→ WHAT YOU SHOULD DO
Collect all lines from the listing that include the string "Translate".

→ EXTRACTED MATERIAL
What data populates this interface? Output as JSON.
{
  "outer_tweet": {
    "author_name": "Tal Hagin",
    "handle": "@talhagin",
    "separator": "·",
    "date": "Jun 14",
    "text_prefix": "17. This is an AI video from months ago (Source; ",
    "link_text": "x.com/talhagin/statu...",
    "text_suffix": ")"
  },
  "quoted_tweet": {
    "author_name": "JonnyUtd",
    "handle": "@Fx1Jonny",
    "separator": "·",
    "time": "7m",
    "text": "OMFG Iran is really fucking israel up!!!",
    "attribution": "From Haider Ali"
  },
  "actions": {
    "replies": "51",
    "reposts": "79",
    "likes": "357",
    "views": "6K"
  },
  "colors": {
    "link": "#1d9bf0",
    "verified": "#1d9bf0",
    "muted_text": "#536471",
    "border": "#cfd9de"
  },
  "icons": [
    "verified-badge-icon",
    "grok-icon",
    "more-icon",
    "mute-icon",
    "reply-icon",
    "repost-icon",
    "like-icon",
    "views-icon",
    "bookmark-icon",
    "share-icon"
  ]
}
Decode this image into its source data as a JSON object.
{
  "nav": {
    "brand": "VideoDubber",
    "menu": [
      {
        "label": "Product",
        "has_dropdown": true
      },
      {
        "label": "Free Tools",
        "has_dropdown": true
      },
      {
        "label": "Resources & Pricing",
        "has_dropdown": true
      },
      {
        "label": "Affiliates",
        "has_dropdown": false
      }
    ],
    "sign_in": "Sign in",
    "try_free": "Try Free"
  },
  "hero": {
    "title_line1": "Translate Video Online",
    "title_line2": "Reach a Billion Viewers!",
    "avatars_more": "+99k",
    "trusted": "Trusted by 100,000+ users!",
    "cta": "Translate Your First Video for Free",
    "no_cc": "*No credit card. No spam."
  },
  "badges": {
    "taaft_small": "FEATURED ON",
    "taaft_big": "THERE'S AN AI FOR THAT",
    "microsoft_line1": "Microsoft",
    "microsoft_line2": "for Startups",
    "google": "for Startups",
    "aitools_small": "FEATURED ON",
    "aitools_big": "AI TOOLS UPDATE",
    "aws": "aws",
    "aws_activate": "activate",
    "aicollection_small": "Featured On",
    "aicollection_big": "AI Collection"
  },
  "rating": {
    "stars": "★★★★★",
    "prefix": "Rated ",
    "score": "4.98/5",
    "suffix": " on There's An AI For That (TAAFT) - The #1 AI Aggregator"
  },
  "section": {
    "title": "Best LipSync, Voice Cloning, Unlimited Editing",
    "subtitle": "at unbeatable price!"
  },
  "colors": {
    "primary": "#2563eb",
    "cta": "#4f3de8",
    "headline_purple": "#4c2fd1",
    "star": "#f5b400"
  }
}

→ ANSWER IN FULL
    "title_line1": "Translate Video Online",
    "cta": "Translate Your First Video for Free",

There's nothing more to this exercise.